> _Written problem_:
Write the next part of the forum thread about migrating apps to Fly's Apps V2 platform, continuing after its final post.

Yes, we will not start the automatic migrations until we can get this figure out.
Previously, I deployed my app to 14 regions. If I migrated to V2, do I need to set up the regions again? Also, do I need to set secrets, certificates …other settings again?
I tested it with my staging app (deployed to only one region) and Fly secretly add one instance without my notice
No, you shouldn’t have to change any of those settings. There’s a few things we don’t yet support in the migration (autoscaling is one I know of).
I wouldn’t have expected this to be the case, we’re looking into this and will let you know if we see anything.
@huytrinh with Apps V2, by default we create more than 1 instance because they are also configured to scale to zero. For apps getting migrated, we don’t automatically set the scale to zero configuration though so to maintain the old behavior for only 1 instance you’ll need to add --ha=false
to your fly deploy
command.
@danwetherald Forgot to respond earlier yesterday but the issue with old image references has been fixed and you should be all clear to migrate your apps.
I run the migration script fly migrate-to-v2
but got this error. I tried to pick fra or cdg as the default region. Could you check what is this error about?
My original setup
We also have a reverse proxy with NGINX in front of the app. I guess this migration doesn’t change the DNS
Updated: It seems that we had an incident. Now I migrated the app successfully
Hello. I can’t auto migrating my app to v2
My toml file
# fly.toml file generated for platinum on 2022-12-13T14:19:08+05:00
app = "platinum"
kill_signal = "SIGINT"
kill_timeout = 5
[env]
[experimental]
allowed_public_ports = []
auto_rollback = true
cmd = []
entrypoint = []
exec = []
[processes]
worker = "python main.py"
[[services]]
http_checks = []
internal_port = 8080
processes = []
protocol = "tcp"
script_checks = []
[services.concurrency]
hard_limit = 25
soft_limit = 20
type = "connections"
[[services.ports]]
force_https = true
handlers = ["http"]
port = 80
[[services.ports]]
handlers = ["tls", "http"]
port = 443
[[services.tcp_checks]]
grace_period = "1s"
interval = "15s"
restart_limit = 0
timeout = "2s"
I recieve error
Service specifies 'app' as one of its processes, but no processes are defined with that name; update fly.toml [processes] to add 'app' process or remove it from service's processes list
✘invalid app configuration
Error: failed to validate config for Apps V2 platform: App configuration is not valid
But I don’t understand what is required of me.

> _Provided records_:
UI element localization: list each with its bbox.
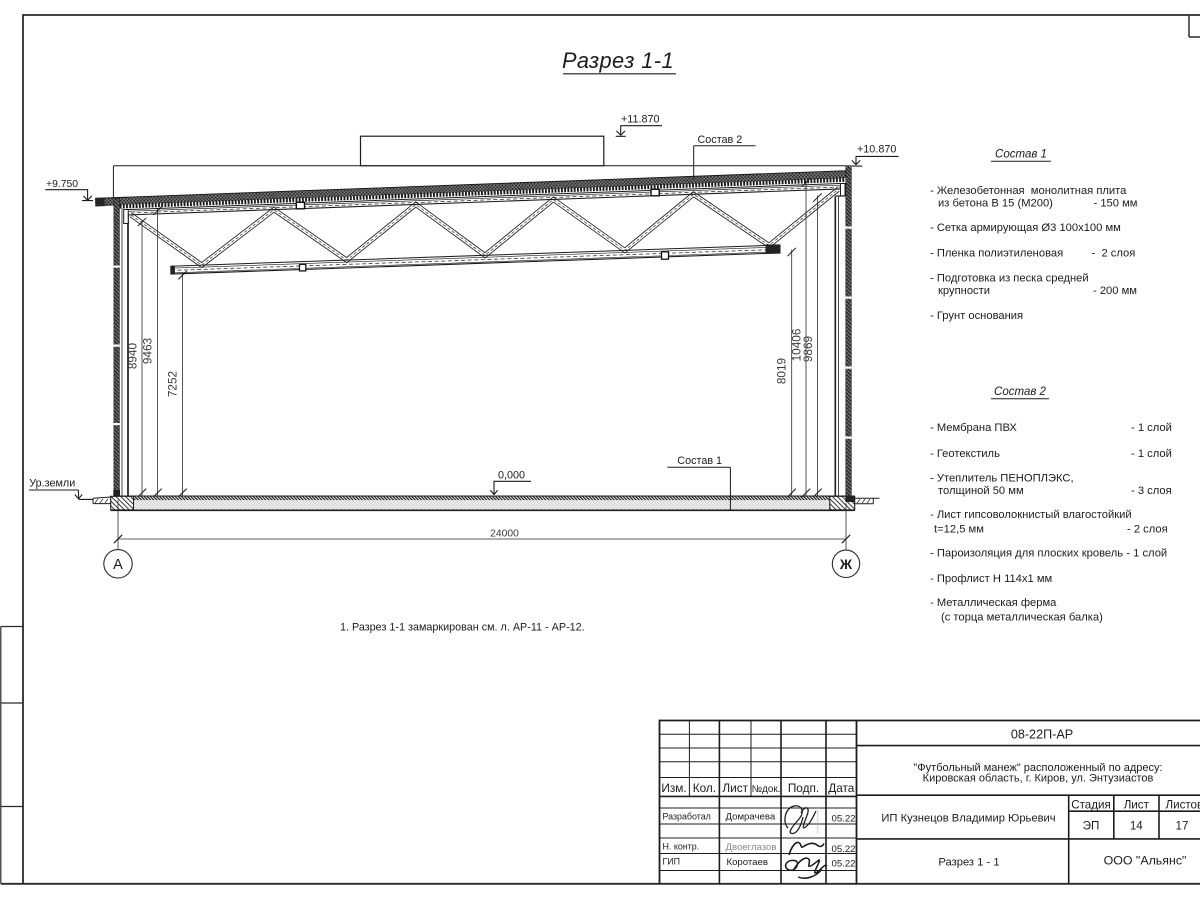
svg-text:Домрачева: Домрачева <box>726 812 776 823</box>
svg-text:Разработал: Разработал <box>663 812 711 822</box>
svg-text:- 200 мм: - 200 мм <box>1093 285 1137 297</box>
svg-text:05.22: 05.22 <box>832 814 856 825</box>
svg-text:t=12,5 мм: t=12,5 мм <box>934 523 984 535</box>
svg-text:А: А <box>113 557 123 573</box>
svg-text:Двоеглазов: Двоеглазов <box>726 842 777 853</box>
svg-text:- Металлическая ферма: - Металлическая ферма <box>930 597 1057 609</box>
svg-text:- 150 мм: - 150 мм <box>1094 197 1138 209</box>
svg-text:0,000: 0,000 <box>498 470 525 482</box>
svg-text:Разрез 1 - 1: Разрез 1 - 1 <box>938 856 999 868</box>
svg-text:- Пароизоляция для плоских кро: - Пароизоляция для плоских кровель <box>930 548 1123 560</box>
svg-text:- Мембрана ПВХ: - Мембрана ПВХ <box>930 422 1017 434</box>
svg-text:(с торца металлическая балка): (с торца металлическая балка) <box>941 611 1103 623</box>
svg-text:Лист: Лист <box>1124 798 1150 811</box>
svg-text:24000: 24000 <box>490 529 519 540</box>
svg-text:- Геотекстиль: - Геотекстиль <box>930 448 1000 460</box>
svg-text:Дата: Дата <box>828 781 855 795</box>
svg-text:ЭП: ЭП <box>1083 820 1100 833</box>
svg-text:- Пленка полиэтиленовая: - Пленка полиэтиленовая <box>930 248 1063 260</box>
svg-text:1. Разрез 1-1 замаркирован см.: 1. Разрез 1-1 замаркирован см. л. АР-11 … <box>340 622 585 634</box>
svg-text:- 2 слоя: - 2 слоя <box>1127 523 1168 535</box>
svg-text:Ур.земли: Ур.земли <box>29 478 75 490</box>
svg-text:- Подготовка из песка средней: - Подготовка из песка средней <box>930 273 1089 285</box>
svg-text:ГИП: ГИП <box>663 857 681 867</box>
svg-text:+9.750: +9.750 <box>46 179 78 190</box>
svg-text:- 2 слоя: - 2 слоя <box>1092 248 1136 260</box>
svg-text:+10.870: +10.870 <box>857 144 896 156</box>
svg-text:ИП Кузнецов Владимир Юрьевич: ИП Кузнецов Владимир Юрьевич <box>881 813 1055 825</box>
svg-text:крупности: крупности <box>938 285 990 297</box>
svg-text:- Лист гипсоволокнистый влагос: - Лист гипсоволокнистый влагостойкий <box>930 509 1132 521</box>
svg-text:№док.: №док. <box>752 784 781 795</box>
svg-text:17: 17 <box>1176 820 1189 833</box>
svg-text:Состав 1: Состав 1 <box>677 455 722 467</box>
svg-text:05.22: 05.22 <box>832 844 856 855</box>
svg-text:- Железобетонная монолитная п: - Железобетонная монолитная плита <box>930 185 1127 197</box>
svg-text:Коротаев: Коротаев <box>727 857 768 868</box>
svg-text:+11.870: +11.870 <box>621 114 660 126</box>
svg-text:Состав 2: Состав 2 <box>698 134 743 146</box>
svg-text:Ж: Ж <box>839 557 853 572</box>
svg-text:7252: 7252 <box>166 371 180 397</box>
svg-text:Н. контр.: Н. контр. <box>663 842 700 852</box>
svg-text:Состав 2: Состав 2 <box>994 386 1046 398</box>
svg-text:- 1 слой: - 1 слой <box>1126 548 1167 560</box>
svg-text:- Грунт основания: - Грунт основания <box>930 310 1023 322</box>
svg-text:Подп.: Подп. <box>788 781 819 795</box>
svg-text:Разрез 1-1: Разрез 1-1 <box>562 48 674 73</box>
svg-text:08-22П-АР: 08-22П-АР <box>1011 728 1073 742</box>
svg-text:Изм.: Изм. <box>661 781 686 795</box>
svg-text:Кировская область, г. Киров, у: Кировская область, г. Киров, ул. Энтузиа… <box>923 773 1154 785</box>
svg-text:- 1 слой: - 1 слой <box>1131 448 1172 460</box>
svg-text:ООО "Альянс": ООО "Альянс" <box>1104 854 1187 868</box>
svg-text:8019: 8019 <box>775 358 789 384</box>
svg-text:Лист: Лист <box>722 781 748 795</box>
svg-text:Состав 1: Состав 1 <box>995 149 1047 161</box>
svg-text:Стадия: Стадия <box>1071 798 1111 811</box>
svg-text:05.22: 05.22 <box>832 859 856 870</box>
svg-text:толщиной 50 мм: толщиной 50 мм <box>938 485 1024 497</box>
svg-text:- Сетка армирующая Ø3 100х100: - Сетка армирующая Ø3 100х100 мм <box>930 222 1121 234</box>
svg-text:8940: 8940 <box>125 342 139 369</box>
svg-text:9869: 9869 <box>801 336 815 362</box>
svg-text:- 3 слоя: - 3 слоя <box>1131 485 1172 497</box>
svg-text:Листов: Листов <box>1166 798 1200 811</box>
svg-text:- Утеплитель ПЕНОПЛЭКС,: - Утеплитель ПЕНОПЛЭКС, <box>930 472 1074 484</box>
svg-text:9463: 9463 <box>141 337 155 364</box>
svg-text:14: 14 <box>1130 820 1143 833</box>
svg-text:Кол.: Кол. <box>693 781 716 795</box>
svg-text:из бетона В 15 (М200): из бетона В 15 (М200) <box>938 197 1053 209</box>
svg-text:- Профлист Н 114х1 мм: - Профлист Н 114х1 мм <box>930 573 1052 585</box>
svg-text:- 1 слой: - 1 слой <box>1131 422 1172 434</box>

==

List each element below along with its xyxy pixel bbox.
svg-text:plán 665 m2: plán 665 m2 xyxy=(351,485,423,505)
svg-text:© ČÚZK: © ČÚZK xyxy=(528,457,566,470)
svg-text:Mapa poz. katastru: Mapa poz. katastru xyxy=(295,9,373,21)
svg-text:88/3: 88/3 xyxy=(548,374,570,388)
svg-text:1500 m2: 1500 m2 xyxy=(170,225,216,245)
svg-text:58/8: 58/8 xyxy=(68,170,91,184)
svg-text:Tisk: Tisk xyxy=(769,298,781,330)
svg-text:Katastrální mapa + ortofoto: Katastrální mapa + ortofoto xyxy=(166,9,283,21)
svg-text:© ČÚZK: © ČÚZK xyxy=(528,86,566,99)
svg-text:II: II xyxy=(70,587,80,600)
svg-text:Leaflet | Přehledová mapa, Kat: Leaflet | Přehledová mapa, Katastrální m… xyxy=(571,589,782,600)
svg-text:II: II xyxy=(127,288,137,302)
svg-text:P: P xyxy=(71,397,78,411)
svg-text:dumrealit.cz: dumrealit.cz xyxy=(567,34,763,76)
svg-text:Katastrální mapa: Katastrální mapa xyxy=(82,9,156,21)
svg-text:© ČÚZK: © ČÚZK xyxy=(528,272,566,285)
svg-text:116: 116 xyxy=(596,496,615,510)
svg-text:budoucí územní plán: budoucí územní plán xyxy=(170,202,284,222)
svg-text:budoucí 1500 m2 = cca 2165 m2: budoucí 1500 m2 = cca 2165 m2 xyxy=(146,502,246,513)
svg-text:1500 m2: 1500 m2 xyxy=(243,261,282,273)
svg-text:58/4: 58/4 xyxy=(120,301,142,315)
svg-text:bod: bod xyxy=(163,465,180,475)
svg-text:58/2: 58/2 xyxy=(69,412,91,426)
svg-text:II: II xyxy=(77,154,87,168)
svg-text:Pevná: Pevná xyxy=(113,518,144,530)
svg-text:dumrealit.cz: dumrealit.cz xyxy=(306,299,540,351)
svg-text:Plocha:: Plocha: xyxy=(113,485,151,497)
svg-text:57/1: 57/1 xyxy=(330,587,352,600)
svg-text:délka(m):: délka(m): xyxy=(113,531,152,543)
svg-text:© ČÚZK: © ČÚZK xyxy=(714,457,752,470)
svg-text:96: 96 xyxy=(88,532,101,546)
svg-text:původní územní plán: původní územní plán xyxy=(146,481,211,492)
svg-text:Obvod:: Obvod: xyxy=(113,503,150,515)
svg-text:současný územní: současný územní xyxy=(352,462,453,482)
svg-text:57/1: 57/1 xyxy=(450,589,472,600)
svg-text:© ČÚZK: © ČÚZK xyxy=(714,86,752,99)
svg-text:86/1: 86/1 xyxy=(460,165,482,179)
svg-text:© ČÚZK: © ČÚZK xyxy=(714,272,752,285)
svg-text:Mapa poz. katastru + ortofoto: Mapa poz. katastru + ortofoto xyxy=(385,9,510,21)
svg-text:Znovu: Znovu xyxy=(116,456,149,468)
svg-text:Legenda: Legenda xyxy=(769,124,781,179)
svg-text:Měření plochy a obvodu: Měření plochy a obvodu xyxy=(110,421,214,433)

==

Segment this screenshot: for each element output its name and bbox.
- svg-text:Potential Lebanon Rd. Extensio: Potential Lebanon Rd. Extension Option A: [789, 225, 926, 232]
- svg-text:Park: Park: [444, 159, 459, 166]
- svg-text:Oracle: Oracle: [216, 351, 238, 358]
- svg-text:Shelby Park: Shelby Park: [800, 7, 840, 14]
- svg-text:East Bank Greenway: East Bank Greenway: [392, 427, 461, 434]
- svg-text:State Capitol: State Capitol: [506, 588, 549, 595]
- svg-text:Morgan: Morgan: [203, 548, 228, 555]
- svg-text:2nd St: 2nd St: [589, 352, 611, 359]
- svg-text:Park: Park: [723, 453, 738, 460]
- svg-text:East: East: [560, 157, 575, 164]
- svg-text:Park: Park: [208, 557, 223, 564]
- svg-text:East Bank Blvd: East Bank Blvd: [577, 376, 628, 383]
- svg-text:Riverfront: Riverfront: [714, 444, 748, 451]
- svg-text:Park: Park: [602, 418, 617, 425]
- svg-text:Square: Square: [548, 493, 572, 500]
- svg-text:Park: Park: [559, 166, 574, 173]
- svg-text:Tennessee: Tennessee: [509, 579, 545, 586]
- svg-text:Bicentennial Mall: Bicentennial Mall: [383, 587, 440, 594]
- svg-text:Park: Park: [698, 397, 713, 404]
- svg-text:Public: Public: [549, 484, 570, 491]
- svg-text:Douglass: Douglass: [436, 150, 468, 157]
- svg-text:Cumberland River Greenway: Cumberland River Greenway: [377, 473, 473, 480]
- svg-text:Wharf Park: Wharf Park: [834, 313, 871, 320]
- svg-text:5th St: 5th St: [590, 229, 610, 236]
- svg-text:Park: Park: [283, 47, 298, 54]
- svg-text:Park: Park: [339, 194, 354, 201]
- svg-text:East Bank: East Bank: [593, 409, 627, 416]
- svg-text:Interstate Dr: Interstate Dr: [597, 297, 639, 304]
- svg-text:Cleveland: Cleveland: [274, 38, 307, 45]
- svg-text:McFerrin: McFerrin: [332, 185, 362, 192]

> _Final answer_:
You need to link your service to your process:
[[services]]
http_checks = []
internal_port = 8080
processes = ["worker"]
Hello,
I’m trying to migrate one of my apps to V2. All other apps migrations went smoothly, in this case I have an error I’m struggling to figure out.
The app in question has 3 processes (app, queue, schedule. It’s a Laravel app). The migrate-to-v2
command fails with server returned a non-200 status code: 504
.
The schedule
process seems stuck and that is blocking the migration from completing. The current situation is:
-
app
andqueue
are scaled to 0 and thus not running -
schedule
is running and seemingly impossible to kill - all machines start and get to running state just fine
- the
app
platform is detached, manually changing it to v2 indicates that the command fails because there are still active allocations
After some digging I’ve identified a couple problems:
-
fly scale count 0
does not setschedule
to 0, it remains to 1 -
fly scale count schedule=0
ends in status 504
Here’s the result for LOG_LEVEL=debug fly scale count schedule=0
DEBUG --> POST https://api.fly.io/graphql
{
"query": "mutation ($input: SetVMCountInput!) { setVmCount(input: $input) { taskGroupCounts { name count } warnings } }",
"variables": {
"input": {
"appId": "contentwrite",
"groupCounts": [
{
"group": "schedule",
"count": 0,
"maxPerRegion": null
}
]
}
}
}
DEBUG {}
DEBUG <-- 504 https://api.fly.io/graphql (1m0.14s)
DEBUG <html><body><h1>504 Gateway Time-out</h1>
The server didn't respond in time.
</body></html>
I’ve also tried to fly vm stop XXXX
, which works but then the VM just restarts and goes back to running, and I cannot find any command to just kill it.
My flyctl version is fly v0.1.39 darwin/arm64 Commit: bcddf1f7e3fbe18d19a6a071fd1a2dee998facf4-dirty BuildDate: 2023-06-20T14:46:42Z
Any ideas on how to make this work? Thanks!
Our GraphQL API (which Nomad operations go through) has been pretty unstable today. It’s still under maintenance, I believe, but I suspect once that is cleared up you should be able to scale down.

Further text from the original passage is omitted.